Written instruction
Write out the full set of records exactly. Any pictures in them do not belong in the copy.

Input for this task
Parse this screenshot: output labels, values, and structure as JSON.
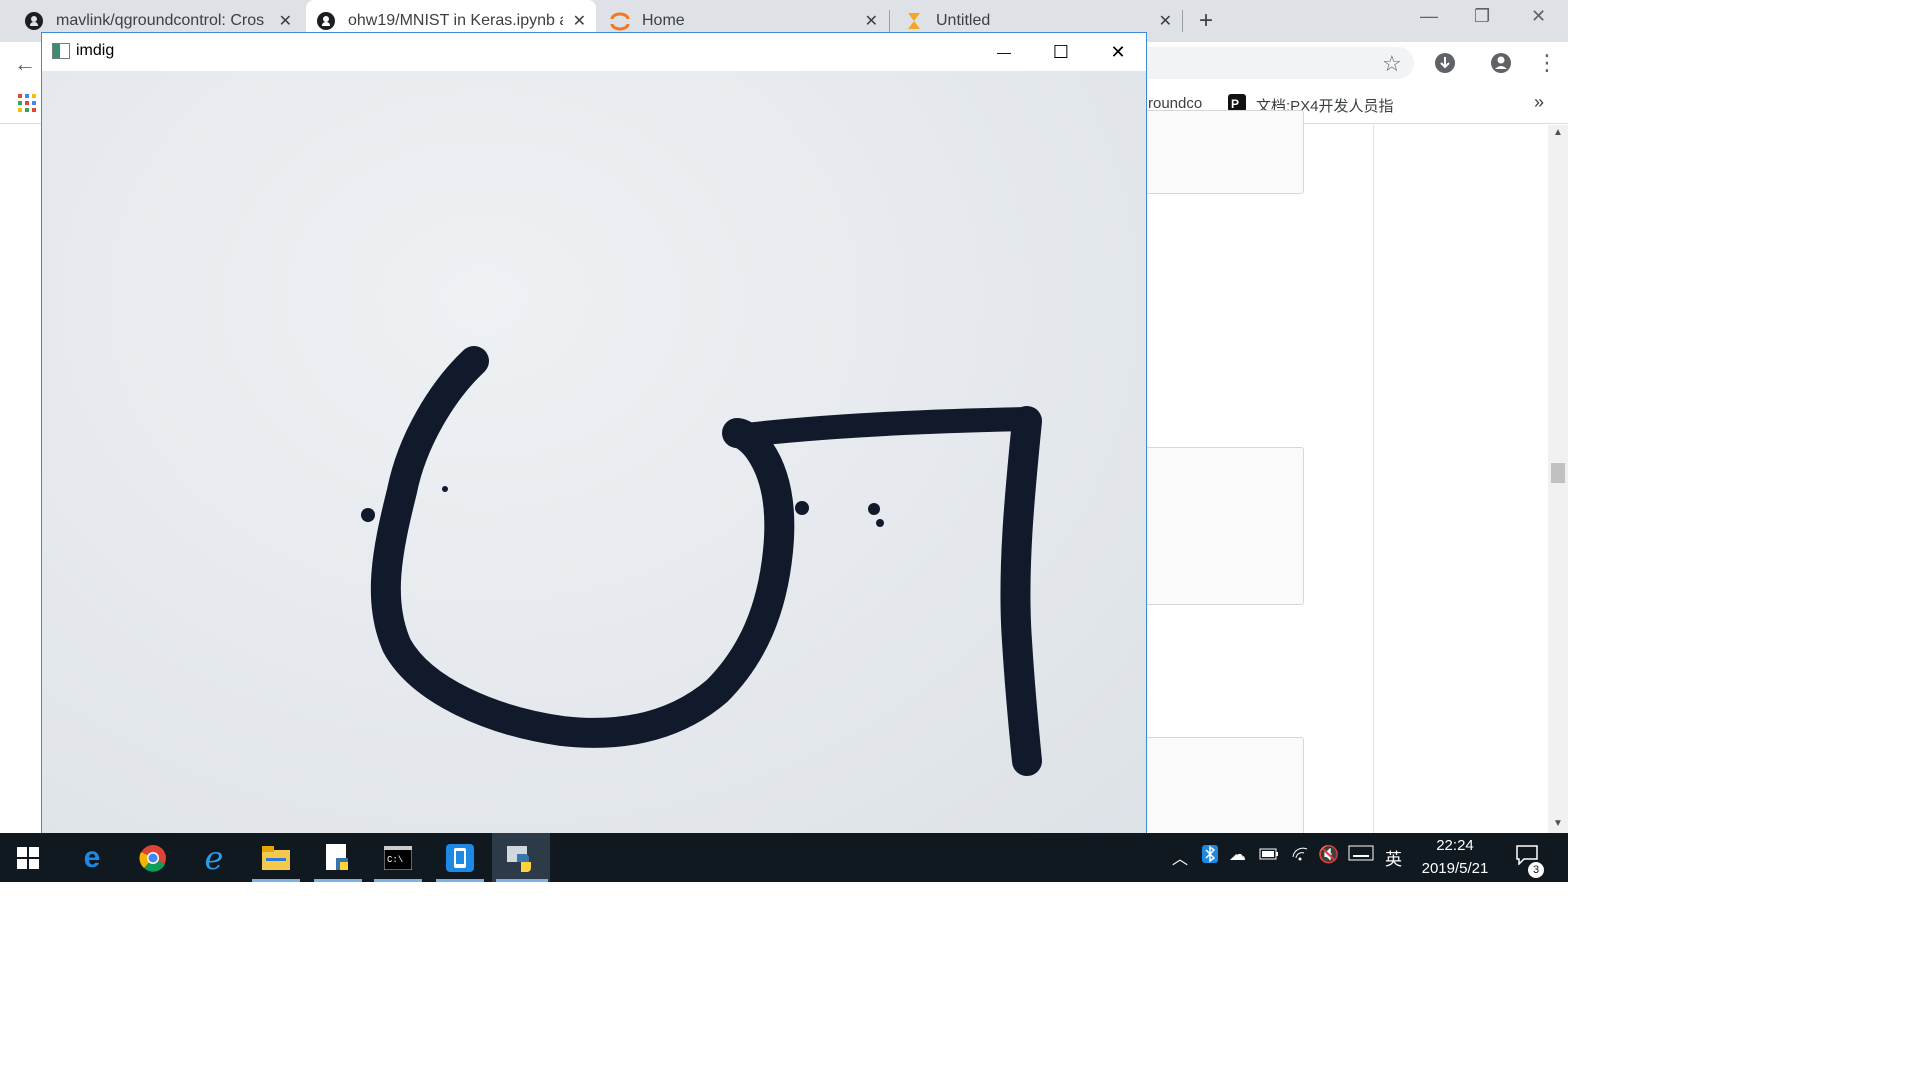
{
  "browser": {
    "tabs": [
      {
        "title": "mavlink/qgroundcontrol: Cros",
        "icon": "github-icon"
      },
      {
        "title": "ohw19/MNIST in Keras.ipynb a",
        "icon": "github-icon"
      },
      {
        "title": "Home",
        "icon": "jupyter-icon"
      },
      {
        "title": "Untitled",
        "icon": "hourglass-icon"
      }
    ],
    "close_glyph": "✕",
    "new_tab_glyph": "+",
    "bookmarks": [
      {
        "label": "roundco"
      },
      {
        "label": "文档:PX4开发人员指"
      }
    ],
    "overflow_glyph": "»"
  },
  "window": {
    "title": "imdig",
    "minimize_glyph": "—",
    "maximize_glyph": "☐",
    "close_glyph": "✕"
  },
  "colors": {
    "ink": "#111a2b",
    "accent": "#3c8bd6",
    "taskbar": "#101820"
  },
  "taskbar": {
    "apps": [
      "windows-start-icon",
      "edge-icon",
      "chrome-icon",
      "ie-icon",
      "file-explorer-icon",
      "python-file-icon",
      "terminal-icon",
      "phone-icon",
      "python-icon"
    ],
    "tray": {
      "ime": "英",
      "time": "22:24",
      "date": "2019/5/21",
      "notification_count": "3"
    }
  }
}
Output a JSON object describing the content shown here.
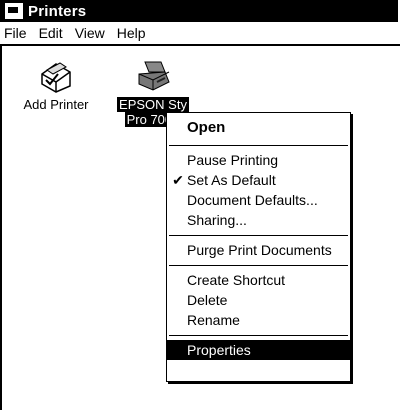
{
  "window": {
    "title": "Printers"
  },
  "menubar": [
    "File",
    "Edit",
    "View",
    "Help"
  ],
  "icons": {
    "add_printer": "Add Printer",
    "epson_line1": "EPSON Sty",
    "epson_line2": "Pro 7000"
  },
  "context_menu": {
    "open": "Open",
    "pause": "Pause Printing",
    "set_default": "Set As Default",
    "doc_defaults": "Document Defaults...",
    "sharing": "Sharing...",
    "purge": "Purge Print Documents",
    "create_shortcut": "Create Shortcut",
    "delete": "Delete",
    "rename": "Rename",
    "properties": "Properties"
  }
}
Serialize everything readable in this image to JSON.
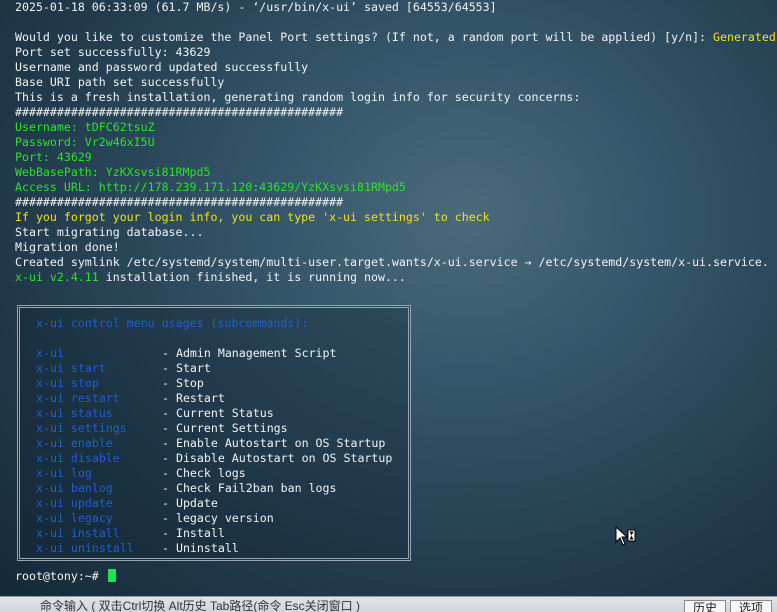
{
  "terminal": {
    "lines": [
      {
        "text": "2025-01-18 06:33:09 (61.7 MB/s) - ‘/usr/bin/x-ui’ saved [64553/64553]",
        "color": "#f2f2f2"
      },
      {
        "text": "",
        "color": "#f2f2f2"
      },
      {
        "text": "Would you like to customize the Panel Port settings? (If not, a random port will be applied) [y/n]: ",
        "color": "#f2f2f2",
        "suffix": "Generated"
      },
      {
        "text": "Port set successfully: 43629",
        "color": "#f2f2f2"
      },
      {
        "text": "Username and password updated successfully",
        "color": "#f2f2f2"
      },
      {
        "text": "Base URI path set successfully",
        "color": "#f2f2f2"
      },
      {
        "text": "This is a fresh installation, generating random login info for security concerns:",
        "color": "#f2f2f2"
      },
      {
        "text": "###############################################",
        "color": "#f2f2f2"
      },
      {
        "text": "Username: tDFC62tsuZ",
        "color": "#2ee02e"
      },
      {
        "text": "Password: Vr2w46xI5U",
        "color": "#2ee02e"
      },
      {
        "text": "Port: 43629",
        "color": "#2ee02e"
      },
      {
        "text": "WebBasePath: YzKXsvsi81RMpd5",
        "color": "#2ee02e"
      },
      {
        "text": "Access URL: http://178.239.171.120:43629/YzKXsvsi81RMpd5",
        "color": "#2ee02e"
      },
      {
        "text": "###############################################",
        "color": "#f2f2f2"
      },
      {
        "text": "If you forgot your login info, you can type 'x-ui settings' to check",
        "color": "#f0e020"
      },
      {
        "text": "Start migrating database...",
        "color": "#f2f2f2"
      },
      {
        "text": "Migration done!",
        "color": "#f2f2f2"
      },
      {
        "text": "Created symlink /etc/systemd/system/multi-user.target.wants/x-ui.service → /etc/systemd/system/x-ui.service.",
        "color": "#f2f2f2"
      },
      {
        "text": "x-ui v2.4.11",
        "color": "#2ee02e",
        "suffix_white": " installation finished, it is running now..."
      }
    ],
    "suffix_color": "#f0e020"
  },
  "menu": {
    "title": "x-ui control menu usages (subcommands):",
    "items": [
      {
        "cmd": "x-ui",
        "desc": "- Admin Management Script"
      },
      {
        "cmd": "x-ui start",
        "desc": "- Start"
      },
      {
        "cmd": "x-ui stop",
        "desc": "- Stop"
      },
      {
        "cmd": "x-ui restart",
        "desc": "- Restart"
      },
      {
        "cmd": "x-ui status",
        "desc": "- Current Status"
      },
      {
        "cmd": "x-ui settings",
        "desc": "- Current Settings"
      },
      {
        "cmd": "x-ui enable",
        "desc": "- Enable Autostart on OS Startup"
      },
      {
        "cmd": "x-ui disable",
        "desc": "- Disable Autostart on OS Startup"
      },
      {
        "cmd": "x-ui log",
        "desc": "- Check logs"
      },
      {
        "cmd": "x-ui banlog",
        "desc": "- Check Fail2ban ban logs"
      },
      {
        "cmd": "x-ui update",
        "desc": "- Update"
      },
      {
        "cmd": "x-ui legacy",
        "desc": "- legacy version"
      },
      {
        "cmd": "x-ui install",
        "desc": "- Install"
      },
      {
        "cmd": "x-ui uninstall",
        "desc": "- Uninstall"
      }
    ],
    "cmd_color": "#1f5fd0"
  },
  "prompt": {
    "text": "root@tony:~#"
  },
  "command_bar": {
    "input_placeholder": "命令输入 ( 双击Ctrl切换 Alt历史 Tab路径(命令 Esc关闭窗口 )",
    "history_label": "历史",
    "options_label": "选项"
  },
  "cursor_icon": "mouse-pointer-busy-icon",
  "colors": {
    "background": "#2a4658",
    "text": "#f2f2f2",
    "green": "#2ee02e",
    "yellow": "#f0e020",
    "blue": "#1f5fd0",
    "cursor": "#1ee05a"
  }
}
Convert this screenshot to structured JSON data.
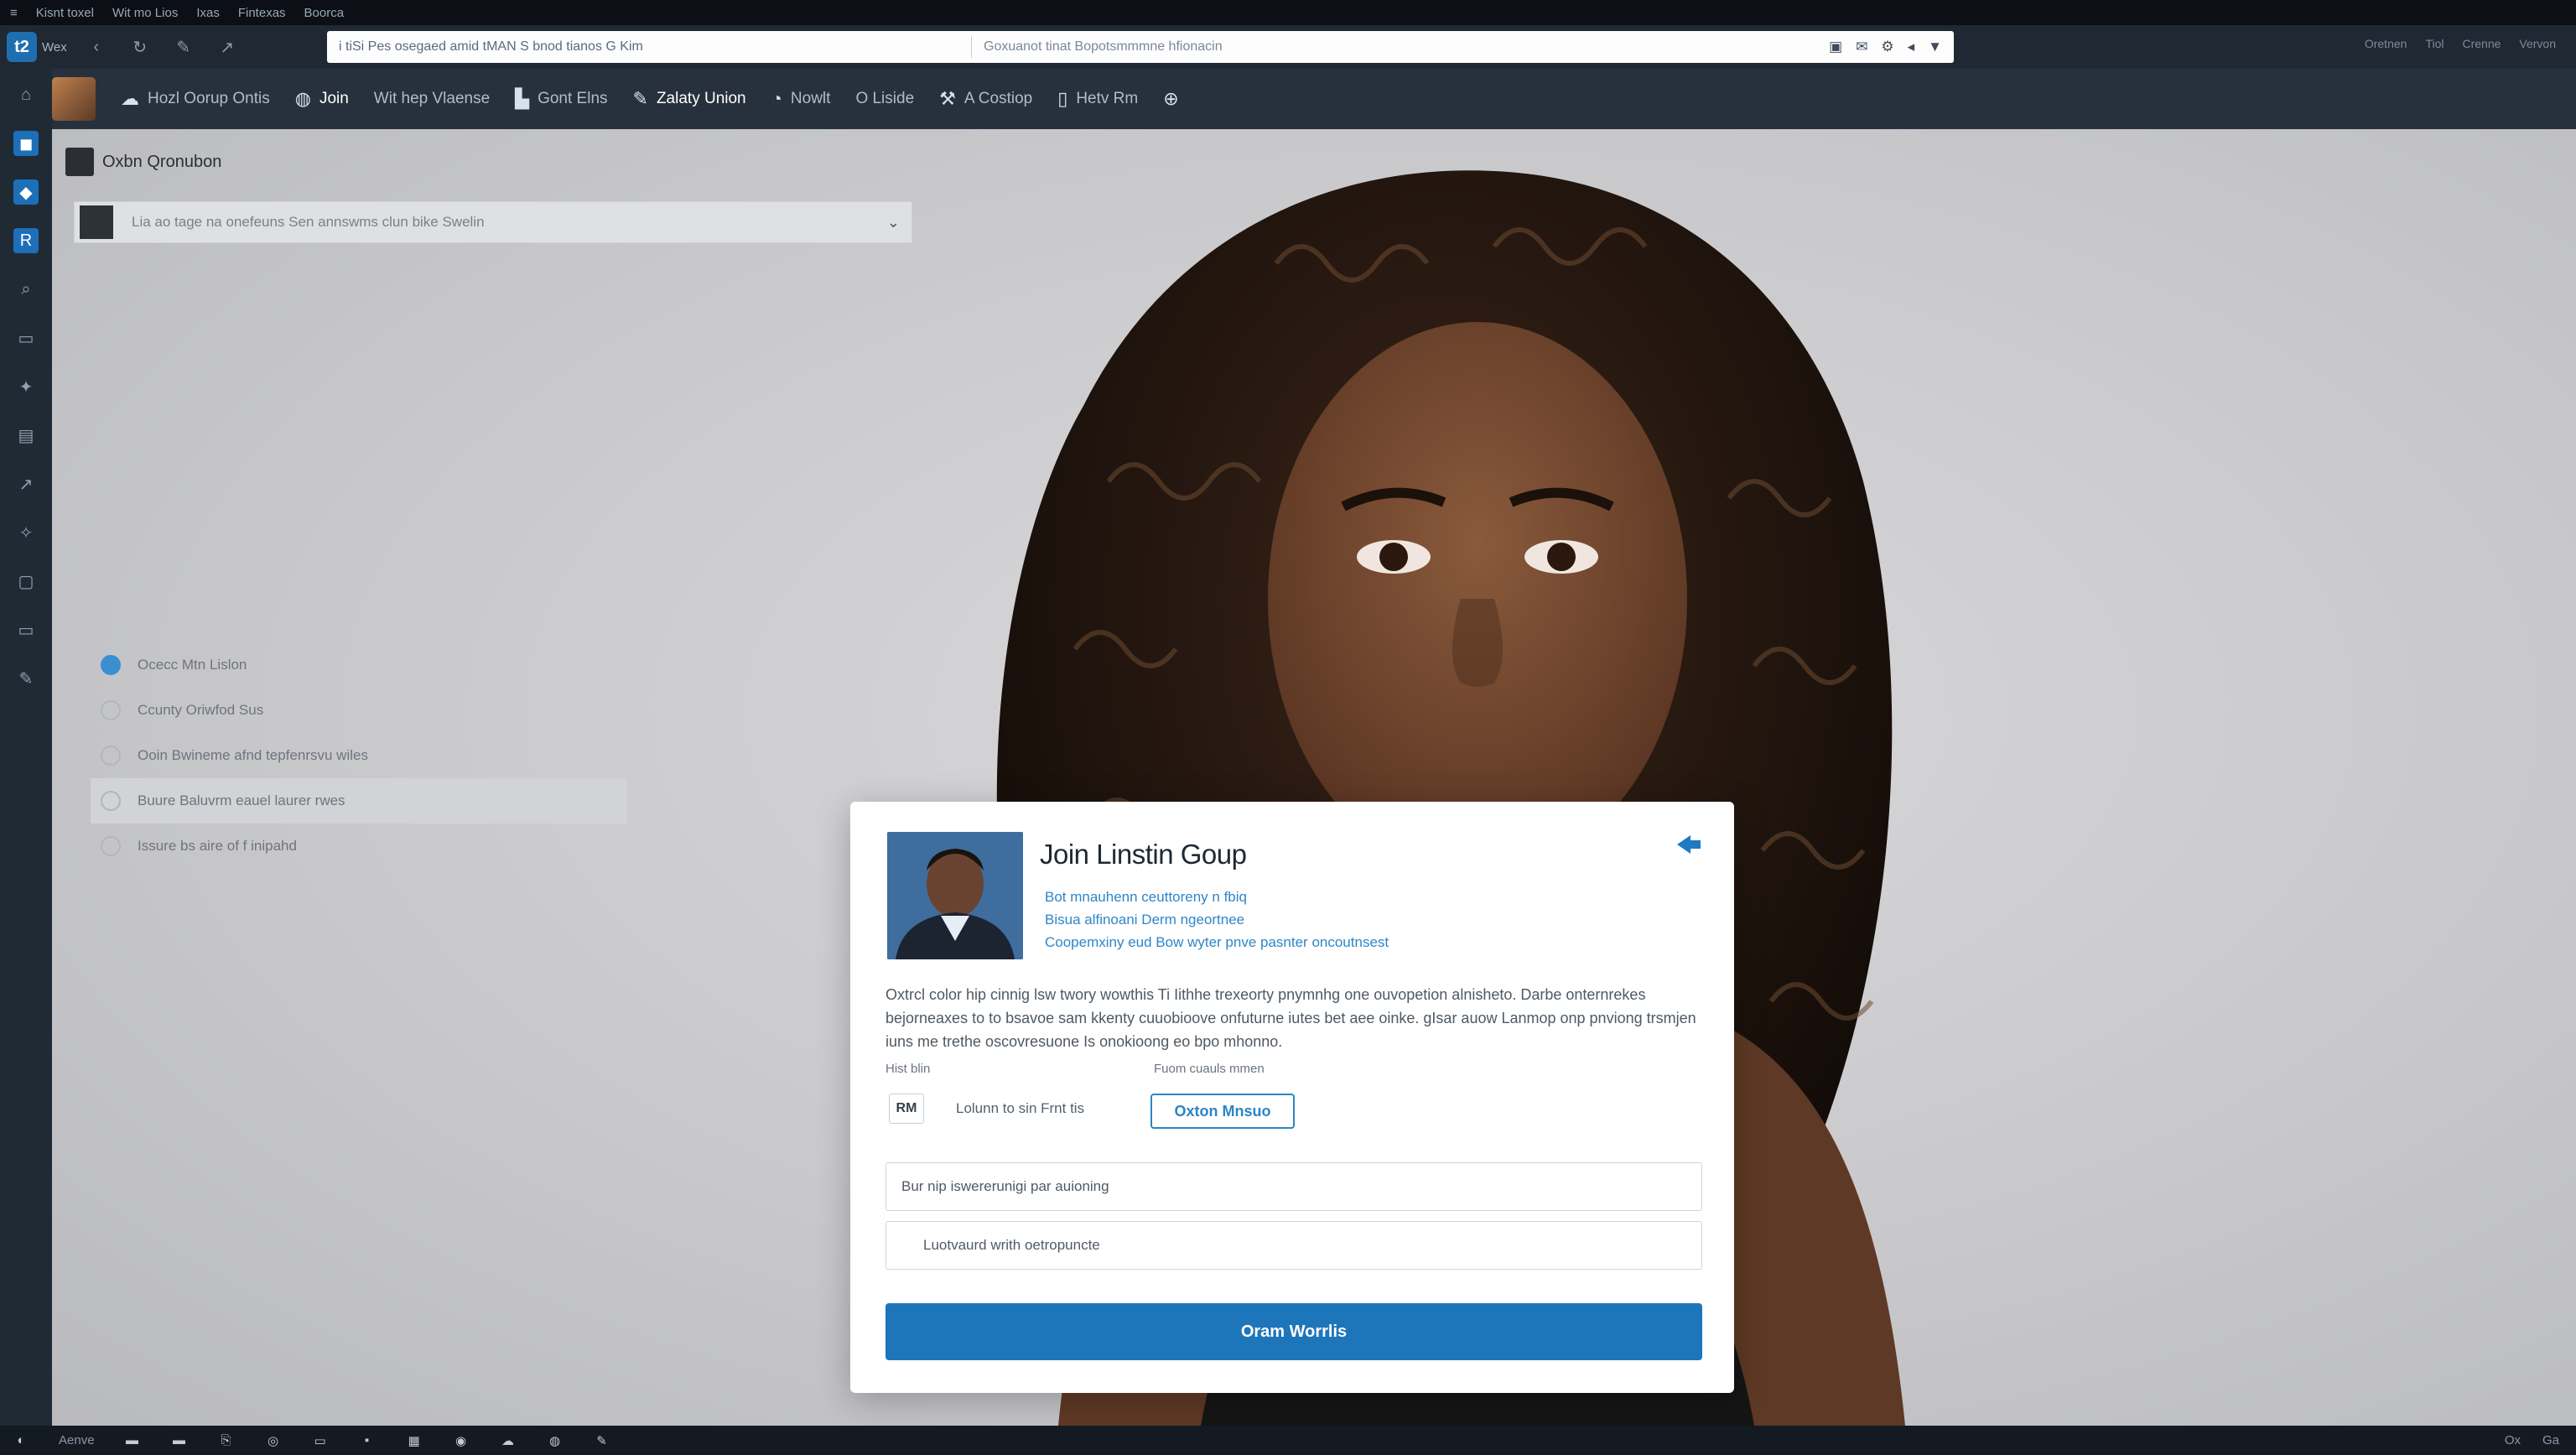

Response
Parse this screenshot: output labels, values, and structure as JSON.
{
  "browser": {
    "tabs": [
      {
        "title": "mavlink/qgroundcontrol: Cros",
        "icon": "github-icon"
      },
      {
        "title": "ohw19/MNIST in Keras.ipynb a",
        "icon": "github-icon"
      },
      {
        "title": "Home",
        "icon": "jupyter-icon"
      },
      {
        "title": "Untitled",
        "icon": "hourglass-icon"
      }
    ],
    "close_glyph": "✕",
    "new_tab_glyph": "+",
    "bookmarks": [
      {
        "label": "roundco"
      },
      {
        "label": "文档:PX4开发人员指"
      }
    ],
    "overflow_glyph": "»"
  },
  "window": {
    "title": "imdig",
    "minimize_glyph": "—",
    "maximize_glyph": "☐",
    "close_glyph": "✕"
  },
  "colors": {
    "ink": "#111a2b",
    "accent": "#3c8bd6",
    "taskbar": "#101820"
  },
  "taskbar": {
    "apps": [
      "windows-start-icon",
      "edge-icon",
      "chrome-icon",
      "ie-icon",
      "file-explorer-icon",
      "python-file-icon",
      "terminal-icon",
      "phone-icon",
      "python-icon"
    ],
    "tray": {
      "ime": "英",
      "time": "22:24",
      "date": "2019/5/21",
      "notification_count": "3"
    }
  }
}
Output a JSON object describing the content shown here.
{
  "window": {
    "title": "Printers"
  },
  "menubar": [
    "File",
    "Edit",
    "View",
    "Help"
  ],
  "icons": {
    "add_printer": "Add Printer",
    "epson_line1": "EPSON Sty",
    "epson_line2": "Pro 7000"
  },
  "context_menu": {
    "open": "Open",
    "pause": "Pause Printing",
    "set_default": "Set As Default",
    "doc_defaults": "Document Defaults...",
    "sharing": "Sharing...",
    "purge": "Purge Print Documents",
    "create_shortcut": "Create Shortcut",
    "delete": "Delete",
    "rename": "Rename",
    "properties": "Properties"
  }
}
Serialize everything readable in this image to JSON.
{
  "terminal": {
    "lines": [
      {
        "text": "2025-01-18 06:33:09 (61.7 MB/s) - ‘/usr/bin/x-ui’ saved [64553/64553]",
        "color": "#f2f2f2"
      },
      {
        "text": "",
        "color": "#f2f2f2"
      },
      {
        "text": "Would you like to customize the Panel Port settings? (If not, a random port will be applied) [y/n]: ",
        "color": "#f2f2f2",
        "suffix": "Generated"
      },
      {
        "text": "Port set successfully: 43629",
        "color": "#f2f2f2"
      },
      {
        "text": "Username and password updated successfully",
        "color": "#f2f2f2"
      },
      {
        "text": "Base URI path set successfully",
        "color": "#f2f2f2"
      },
      {
        "text": "This is a fresh installation, generating random login info for security concerns:",
        "color": "#f2f2f2"
      },
      {
        "text": "###############################################",
        "color": "#f2f2f2"
      },
      {
        "text": "Username: tDFC62tsuZ",
        "color": "#2ee02e"
      },
      {
        "text": "Password: Vr2w46xI5U",
        "color": "#2ee02e"
      },
      {
        "text": "Port: 43629",
        "color": "#2ee02e"
      },
      {
        "text": "WebBasePath: YzKXsvsi81RMpd5",
        "color": "#2ee02e"
      },
      {
        "text": "Access URL: http://178.239.171.120:43629/YzKXsvsi81RMpd5",
        "color": "#2ee02e"
      },
      {
        "text": "###############################################",
        "color": "#f2f2f2"
      },
      {
        "text": "If you forgot your login info, you can type 'x-ui settings' to check",
        "color": "#f0e020"
      },
      {
        "text": "Start migrating database...",
        "color": "#f2f2f2"
      },
      {
        "text": "Migration done!",
        "color": "#f2f2f2"
      },
      {
        "text": "Created symlink /etc/systemd/system/multi-user.target.wants/x-ui.service → /etc/systemd/system/x-ui.service.",
        "color": "#f2f2f2"
      },
      {
        "text": "x-ui v2.4.11",
        "color": "#2ee02e",
        "suffix_white": " installation finished, it is running now..."
      }
    ],
    "suffix_color": "#f0e020"
  },
  "menu": {
    "title": "x-ui control menu usages (subcommands):",
    "items": [
      {
        "cmd": "x-ui",
        "desc": "- Admin Management Script"
      },
      {
        "cmd": "x-ui start",
        "desc": "- Start"
      },
      {
        "cmd": "x-ui stop",
        "desc": "- Stop"
      },
      {
        "cmd": "x-ui restart",
        "desc": "- Restart"
      },
      {
        "cmd": "x-ui status",
        "desc": "- Current Status"
      },
      {
        "cmd": "x-ui settings",
        "desc": "- Current Settings"
      },
      {
        "cmd": "x-ui enable",
        "desc": "- Enable Autostart on OS Startup"
      },
      {
        "cmd": "x-ui disable",
        "desc": "- Disable Autostart on OS Startup"
      },
      {
        "cmd": "x-ui log",
        "desc": "- Check logs"
      },
      {
        "cmd": "x-ui banlog",
        "desc": "- Check Fail2ban ban logs"
      },
      {
        "cmd": "x-ui update",
        "desc": "- Update"
      },
      {
        "cmd": "x-ui legacy",
        "desc": "- legacy version"
      },
      {
        "cmd": "x-ui install",
        "desc": "- Install"
      },
      {
        "cmd": "x-ui uninstall",
        "desc": "- Uninstall"
      }
    ],
    "cmd_color": "#1f5fd0"
  },
  "prompt": {
    "text": "root@tony:~#"
  },
  "command_bar": {
    "input_placeholder": "命令输入 ( 双击Ctrl切换 Alt历史 Tab路径(命令 Esc关闭窗口 )",
    "history_label": "历史",
    "options_label": "选项"
  },
  "cursor_icon": "mouse-pointer-busy-icon",
  "colors": {
    "background": "#2a4658",
    "text": "#f2f2f2",
    "green": "#2ee02e",
    "yellow": "#f0e020",
    "blue": "#1f5fd0",
    "cursor": "#1ee05a"
  }
}
Convert this screenshot to structured JSON data.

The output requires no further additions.